What you are asked to do: Narrow the data below down to the lines containing "JSON".

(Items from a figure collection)
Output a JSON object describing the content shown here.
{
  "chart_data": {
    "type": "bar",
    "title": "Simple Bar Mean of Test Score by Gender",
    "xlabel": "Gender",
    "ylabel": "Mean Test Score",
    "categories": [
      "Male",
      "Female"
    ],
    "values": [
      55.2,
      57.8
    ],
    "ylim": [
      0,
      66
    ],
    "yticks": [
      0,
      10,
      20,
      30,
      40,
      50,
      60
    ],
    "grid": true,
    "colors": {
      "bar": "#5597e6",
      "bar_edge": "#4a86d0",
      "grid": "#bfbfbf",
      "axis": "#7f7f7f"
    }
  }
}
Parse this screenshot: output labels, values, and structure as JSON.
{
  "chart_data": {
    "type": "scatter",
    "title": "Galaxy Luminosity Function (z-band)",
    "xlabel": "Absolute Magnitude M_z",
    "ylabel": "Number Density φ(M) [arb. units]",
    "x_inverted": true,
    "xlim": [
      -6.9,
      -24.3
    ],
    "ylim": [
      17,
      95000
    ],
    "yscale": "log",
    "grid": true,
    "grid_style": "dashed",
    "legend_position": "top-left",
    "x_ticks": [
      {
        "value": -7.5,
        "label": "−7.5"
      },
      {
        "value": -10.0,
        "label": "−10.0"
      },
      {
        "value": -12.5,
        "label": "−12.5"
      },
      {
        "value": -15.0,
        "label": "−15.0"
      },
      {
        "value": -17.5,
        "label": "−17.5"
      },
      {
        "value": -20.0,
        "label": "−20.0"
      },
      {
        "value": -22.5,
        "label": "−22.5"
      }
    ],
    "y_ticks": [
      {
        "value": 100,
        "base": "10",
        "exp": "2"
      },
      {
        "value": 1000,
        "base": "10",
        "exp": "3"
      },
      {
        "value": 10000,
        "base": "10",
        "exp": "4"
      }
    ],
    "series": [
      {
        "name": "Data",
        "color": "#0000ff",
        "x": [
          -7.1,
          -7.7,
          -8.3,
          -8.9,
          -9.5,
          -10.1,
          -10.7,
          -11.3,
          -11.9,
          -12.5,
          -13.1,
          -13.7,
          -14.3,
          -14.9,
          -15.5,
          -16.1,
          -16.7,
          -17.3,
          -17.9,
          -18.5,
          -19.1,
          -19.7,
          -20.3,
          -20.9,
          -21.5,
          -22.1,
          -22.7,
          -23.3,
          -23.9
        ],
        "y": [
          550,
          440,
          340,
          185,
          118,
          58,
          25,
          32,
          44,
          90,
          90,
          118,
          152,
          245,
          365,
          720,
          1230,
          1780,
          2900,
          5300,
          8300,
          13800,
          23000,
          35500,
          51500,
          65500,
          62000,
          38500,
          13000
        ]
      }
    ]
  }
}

Finished answer:
Output a JSON object describing the content shown here.
Parse this screenshot: output labels, values, and structure as JSON.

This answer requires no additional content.